AIM.
Reproduce every entry exactly and leave its pictures out.

* BEGIN RECORDS FOR THE TASK *

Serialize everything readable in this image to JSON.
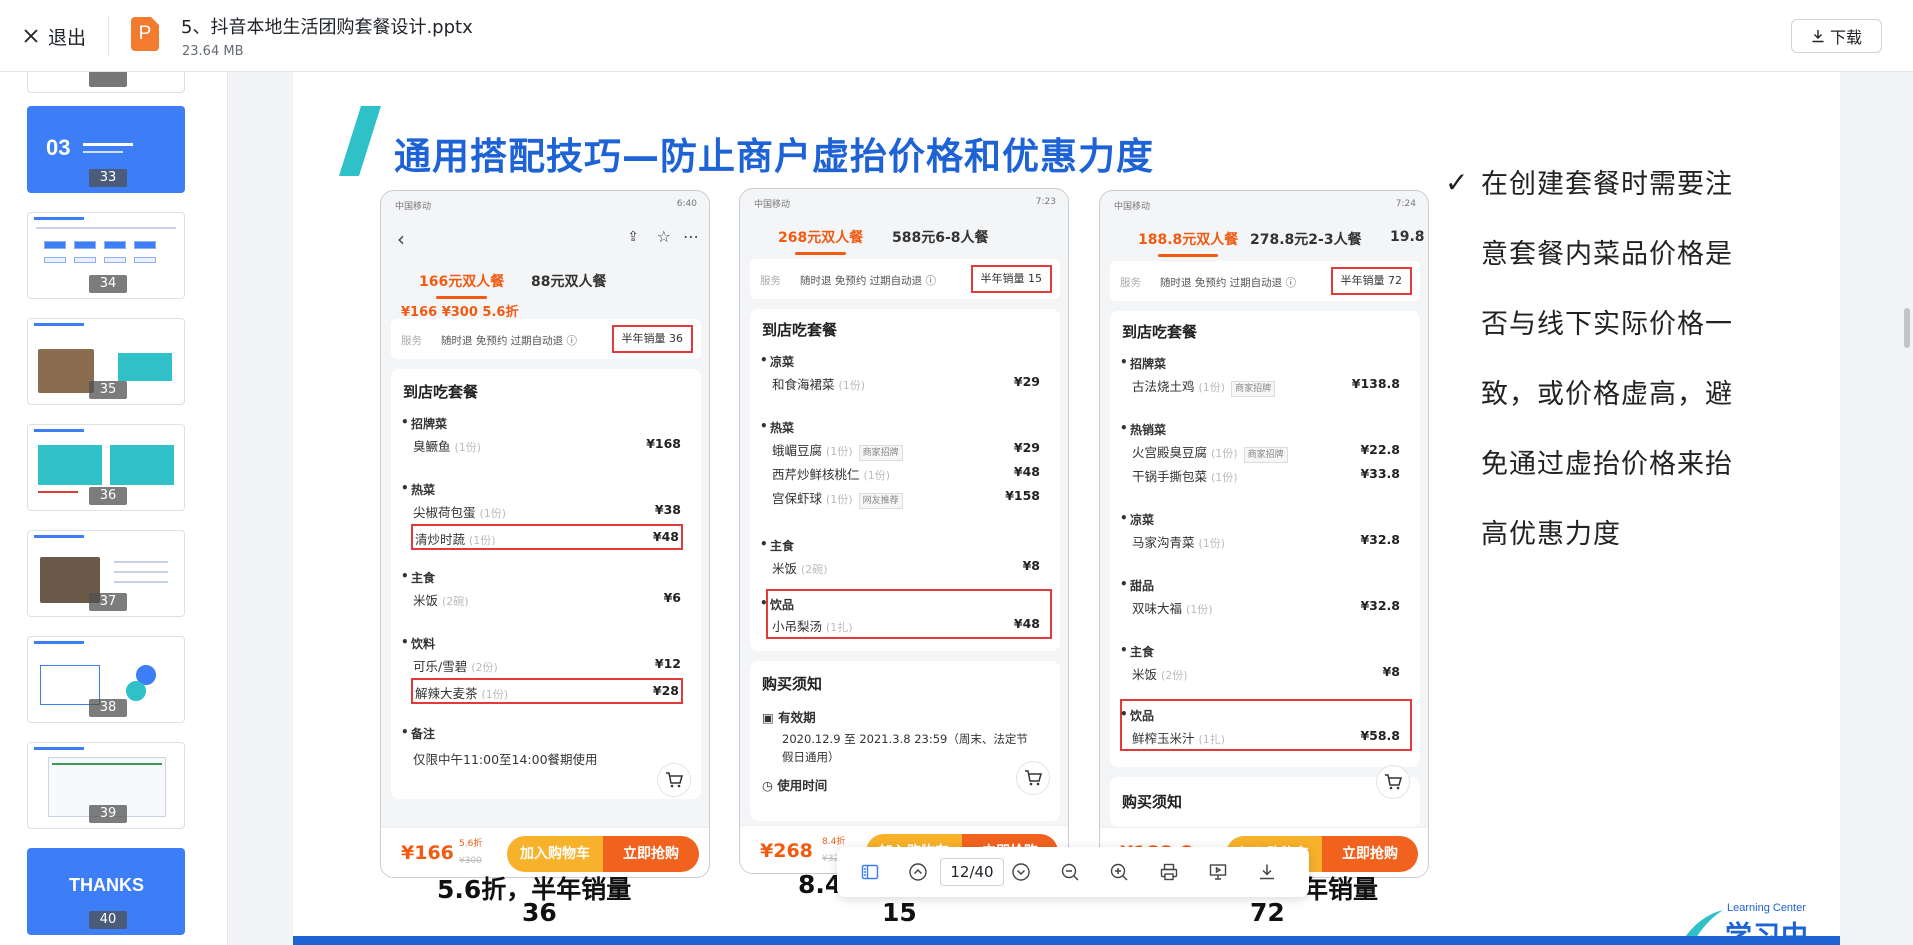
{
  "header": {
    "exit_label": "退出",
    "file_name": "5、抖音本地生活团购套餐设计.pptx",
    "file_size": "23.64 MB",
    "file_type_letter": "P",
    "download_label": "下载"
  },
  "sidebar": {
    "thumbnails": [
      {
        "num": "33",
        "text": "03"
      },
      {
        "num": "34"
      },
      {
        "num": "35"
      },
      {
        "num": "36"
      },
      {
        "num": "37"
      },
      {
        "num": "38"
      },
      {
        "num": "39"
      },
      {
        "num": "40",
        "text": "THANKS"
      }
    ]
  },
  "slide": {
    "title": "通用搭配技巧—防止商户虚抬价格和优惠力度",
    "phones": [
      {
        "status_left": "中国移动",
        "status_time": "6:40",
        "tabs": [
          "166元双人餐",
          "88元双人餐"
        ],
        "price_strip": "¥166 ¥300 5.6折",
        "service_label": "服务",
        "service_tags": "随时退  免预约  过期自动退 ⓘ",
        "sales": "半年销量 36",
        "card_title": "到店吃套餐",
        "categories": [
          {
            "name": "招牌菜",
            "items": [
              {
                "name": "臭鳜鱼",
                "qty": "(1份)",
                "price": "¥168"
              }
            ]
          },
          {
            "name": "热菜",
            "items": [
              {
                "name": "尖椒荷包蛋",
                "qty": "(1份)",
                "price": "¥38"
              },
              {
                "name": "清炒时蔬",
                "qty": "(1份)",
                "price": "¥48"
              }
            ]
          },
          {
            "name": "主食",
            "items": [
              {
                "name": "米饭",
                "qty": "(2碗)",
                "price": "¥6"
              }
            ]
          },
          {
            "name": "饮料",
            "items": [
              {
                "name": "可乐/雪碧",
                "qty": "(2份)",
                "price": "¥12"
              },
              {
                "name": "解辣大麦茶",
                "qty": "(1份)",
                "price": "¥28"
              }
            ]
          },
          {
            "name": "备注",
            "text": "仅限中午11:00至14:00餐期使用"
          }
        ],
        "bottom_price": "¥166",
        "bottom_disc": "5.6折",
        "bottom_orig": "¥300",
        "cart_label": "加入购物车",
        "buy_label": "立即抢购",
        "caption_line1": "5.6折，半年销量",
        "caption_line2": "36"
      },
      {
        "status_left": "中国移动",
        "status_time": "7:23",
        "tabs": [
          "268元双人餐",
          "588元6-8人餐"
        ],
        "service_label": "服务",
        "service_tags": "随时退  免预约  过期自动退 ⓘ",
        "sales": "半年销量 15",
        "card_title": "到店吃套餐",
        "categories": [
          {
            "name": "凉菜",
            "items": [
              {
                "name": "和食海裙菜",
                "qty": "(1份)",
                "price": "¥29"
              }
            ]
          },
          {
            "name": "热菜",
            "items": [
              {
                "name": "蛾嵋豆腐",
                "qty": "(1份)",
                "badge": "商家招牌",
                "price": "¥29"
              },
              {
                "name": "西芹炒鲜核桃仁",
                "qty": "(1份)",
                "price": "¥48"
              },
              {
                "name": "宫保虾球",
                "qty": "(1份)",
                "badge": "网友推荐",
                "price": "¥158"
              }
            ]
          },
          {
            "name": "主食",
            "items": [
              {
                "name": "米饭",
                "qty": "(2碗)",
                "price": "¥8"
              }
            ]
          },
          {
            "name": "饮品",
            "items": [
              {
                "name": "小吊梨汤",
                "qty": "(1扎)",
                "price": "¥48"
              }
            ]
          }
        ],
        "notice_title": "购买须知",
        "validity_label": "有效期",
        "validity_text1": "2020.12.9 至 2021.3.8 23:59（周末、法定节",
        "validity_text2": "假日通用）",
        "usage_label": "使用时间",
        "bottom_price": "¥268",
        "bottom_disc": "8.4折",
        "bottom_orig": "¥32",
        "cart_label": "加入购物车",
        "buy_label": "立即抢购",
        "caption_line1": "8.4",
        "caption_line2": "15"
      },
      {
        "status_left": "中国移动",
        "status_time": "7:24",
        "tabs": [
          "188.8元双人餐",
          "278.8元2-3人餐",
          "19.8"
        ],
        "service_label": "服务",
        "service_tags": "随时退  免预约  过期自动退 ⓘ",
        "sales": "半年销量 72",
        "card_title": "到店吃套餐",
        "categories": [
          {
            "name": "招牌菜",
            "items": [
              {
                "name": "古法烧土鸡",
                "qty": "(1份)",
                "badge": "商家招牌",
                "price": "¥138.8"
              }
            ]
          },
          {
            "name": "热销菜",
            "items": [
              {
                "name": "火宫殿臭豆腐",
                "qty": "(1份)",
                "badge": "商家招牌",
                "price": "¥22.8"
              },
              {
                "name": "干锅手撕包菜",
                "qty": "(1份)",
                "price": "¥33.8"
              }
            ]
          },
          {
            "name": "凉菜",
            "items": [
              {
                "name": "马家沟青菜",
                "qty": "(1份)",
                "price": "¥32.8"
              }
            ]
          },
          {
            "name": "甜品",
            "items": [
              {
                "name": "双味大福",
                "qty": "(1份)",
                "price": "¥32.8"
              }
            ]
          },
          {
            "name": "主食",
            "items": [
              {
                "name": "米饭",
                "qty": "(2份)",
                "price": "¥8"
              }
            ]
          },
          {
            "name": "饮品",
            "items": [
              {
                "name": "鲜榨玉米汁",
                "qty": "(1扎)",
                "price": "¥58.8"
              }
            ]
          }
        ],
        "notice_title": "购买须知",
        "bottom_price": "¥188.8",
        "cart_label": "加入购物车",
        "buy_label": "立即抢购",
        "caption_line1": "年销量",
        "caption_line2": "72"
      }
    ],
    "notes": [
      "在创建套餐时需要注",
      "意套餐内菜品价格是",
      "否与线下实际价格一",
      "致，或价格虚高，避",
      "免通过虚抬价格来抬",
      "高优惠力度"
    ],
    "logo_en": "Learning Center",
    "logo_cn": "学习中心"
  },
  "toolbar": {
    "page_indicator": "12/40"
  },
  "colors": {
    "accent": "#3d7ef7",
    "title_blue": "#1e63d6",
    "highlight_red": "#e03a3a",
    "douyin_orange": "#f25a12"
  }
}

* END RECORDS FOR THE TASK *

SOLUTION TO THE PROBLEM.
Serialize everything readable in this image to JSON.
{
  "header": {
    "exit_label": "退出",
    "file_name": "5、抖音本地生活团购套餐设计.pptx",
    "file_size": "23.64 MB",
    "file_type_letter": "P",
    "download_label": "下载"
  },
  "sidebar": {
    "thumbnails": [
      {
        "num": "33",
        "text": "03"
      },
      {
        "num": "34"
      },
      {
        "num": "35"
      },
      {
        "num": "36"
      },
      {
        "num": "37"
      },
      {
        "num": "38"
      },
      {
        "num": "39"
      },
      {
        "num": "40",
        "text": "THANKS"
      }
    ]
  },
  "slide": {
    "title": "通用搭配技巧—防止商户虚抬价格和优惠力度",
    "phones": [
      {
        "status_left": "中国移动",
        "status_time": "6:40",
        "tabs": [
          "166元双人餐",
          "88元双人餐"
        ],
        "price_strip": "¥166 ¥300 5.6折",
        "service_label": "服务",
        "service_tags": "随时退  免预约  过期自动退 ⓘ",
        "sales": "半年销量 36",
        "card_title": "到店吃套餐",
        "categories": [
          {
            "name": "招牌菜",
            "items": [
              {
                "name": "臭鳜鱼",
                "qty": "(1份)",
                "price": "¥168"
              }
            ]
          },
          {
            "name": "热菜",
            "items": [
              {
                "name": "尖椒荷包蛋",
                "qty": "(1份)",
                "price": "¥38"
              },
              {
                "name": "清炒时蔬",
                "qty": "(1份)",
                "price": "¥48"
              }
            ]
          },
          {
            "name": "主食",
            "items": [
              {
                "name": "米饭",
                "qty": "(2碗)",
                "price": "¥6"
              }
            ]
          },
          {
            "name": "饮料",
            "items": [
              {
                "name": "可乐/雪碧",
                "qty": "(2份)",
                "price": "¥12"
              },
              {
                "name": "解辣大麦茶",
                "qty": "(1份)",
                "price": "¥28"
              }
            ]
          },
          {
            "name": "备注",
            "text": "仅限中午11:00至14:00餐期使用"
          }
        ],
        "bottom_price": "¥166",
        "bottom_disc": "5.6折",
        "bottom_orig": "¥300",
        "cart_label": "加入购物车",
        "buy_label": "立即抢购",
        "caption_line1": "5.6折，半年销量",
        "caption_line2": "36"
      },
      {
        "status_left": "中国移动",
        "status_time": "7:23",
        "tabs": [
          "268元双人餐",
          "588元6-8人餐"
        ],
        "service_label": "服务",
        "service_tags": "随时退  免预约  过期自动退 ⓘ",
        "sales": "半年销量 15",
        "card_title": "到店吃套餐",
        "categories": [
          {
            "name": "凉菜",
            "items": [
              {
                "name": "和食海裙菜",
                "qty": "(1份)",
                "price": "¥29"
              }
            ]
          },
          {
            "name": "热菜",
            "items": [
              {
                "name": "蛾嵋豆腐",
                "qty": "(1份)",
                "badge": "商家招牌",
                "price": "¥29"
              },
              {
                "name": "西芹炒鲜核桃仁",
                "qty": "(1份)",
                "price": "¥48"
              },
              {
                "name": "宫保虾球",
                "qty": "(1份)",
                "badge": "网友推荐",
                "price": "¥158"
              }
            ]
          },
          {
            "name": "主食",
            "items": [
              {
                "name": "米饭",
                "qty": "(2碗)",
                "price": "¥8"
              }
            ]
          },
          {
            "name": "饮品",
            "items": [
              {
                "name": "小吊梨汤",
                "qty": "(1扎)",
                "price": "¥48"
              }
            ]
          }
        ],
        "notice_title": "购买须知",
        "validity_label": "有效期",
        "validity_text1": "2020.12.9 至 2021.3.8 23:59（周末、法定节",
        "validity_text2": "假日通用）",
        "usage_label": "使用时间",
        "bottom_price": "¥268",
        "bottom_disc": "8.4折",
        "bottom_orig": "¥32",
        "cart_label": "加入购物车",
        "buy_label": "立即抢购",
        "caption_line1": "8.4",
        "caption_line2": "15"
      },
      {
        "status_left": "中国移动",
        "status_time": "7:24",
        "tabs": [
          "188.8元双人餐",
          "278.8元2-3人餐",
          "19.8"
        ],
        "service_label": "服务",
        "service_tags": "随时退  免预约  过期自动退 ⓘ",
        "sales": "半年销量 72",
        "card_title": "到店吃套餐",
        "categories": [
          {
            "name": "招牌菜",
            "items": [
              {
                "name": "古法烧土鸡",
                "qty": "(1份)",
                "badge": "商家招牌",
                "price": "¥138.8"
              }
            ]
          },
          {
            "name": "热销菜",
            "items": [
              {
                "name": "火宫殿臭豆腐",
                "qty": "(1份)",
                "badge": "商家招牌",
                "price": "¥22.8"
              },
              {
                "name": "干锅手撕包菜",
                "qty": "(1份)",
                "price": "¥33.8"
              }
            ]
          },
          {
            "name": "凉菜",
            "items": [
              {
                "name": "马家沟青菜",
                "qty": "(1份)",
                "price": "¥32.8"
              }
            ]
          },
          {
            "name": "甜品",
            "items": [
              {
                "name": "双味大福",
                "qty": "(1份)",
                "price": "¥32.8"
              }
            ]
          },
          {
            "name": "主食",
            "items": [
              {
                "name": "米饭",
                "qty": "(2份)",
                "price": "¥8"
              }
            ]
          },
          {
            "name": "饮品",
            "items": [
              {
                "name": "鲜榨玉米汁",
                "qty": "(1扎)",
                "price": "¥58.8"
              }
            ]
          }
        ],
        "notice_title": "购买须知",
        "bottom_price": "¥188.8",
        "cart_label": "加入购物车",
        "buy_label": "立即抢购",
        "caption_line1": "年销量",
        "caption_line2": "72"
      }
    ],
    "notes": [
      "在创建套餐时需要注",
      "意套餐内菜品价格是",
      "否与线下实际价格一",
      "致，或价格虚高，避",
      "免通过虚抬价格来抬",
      "高优惠力度"
    ],
    "logo_en": "Learning Center",
    "logo_cn": "学习中心"
  },
  "toolbar": {
    "page_indicator": "12/40"
  },
  "colors": {
    "accent": "#3d7ef7",
    "title_blue": "#1e63d6",
    "highlight_red": "#e03a3a",
    "douyin_orange": "#f25a12"
  }
}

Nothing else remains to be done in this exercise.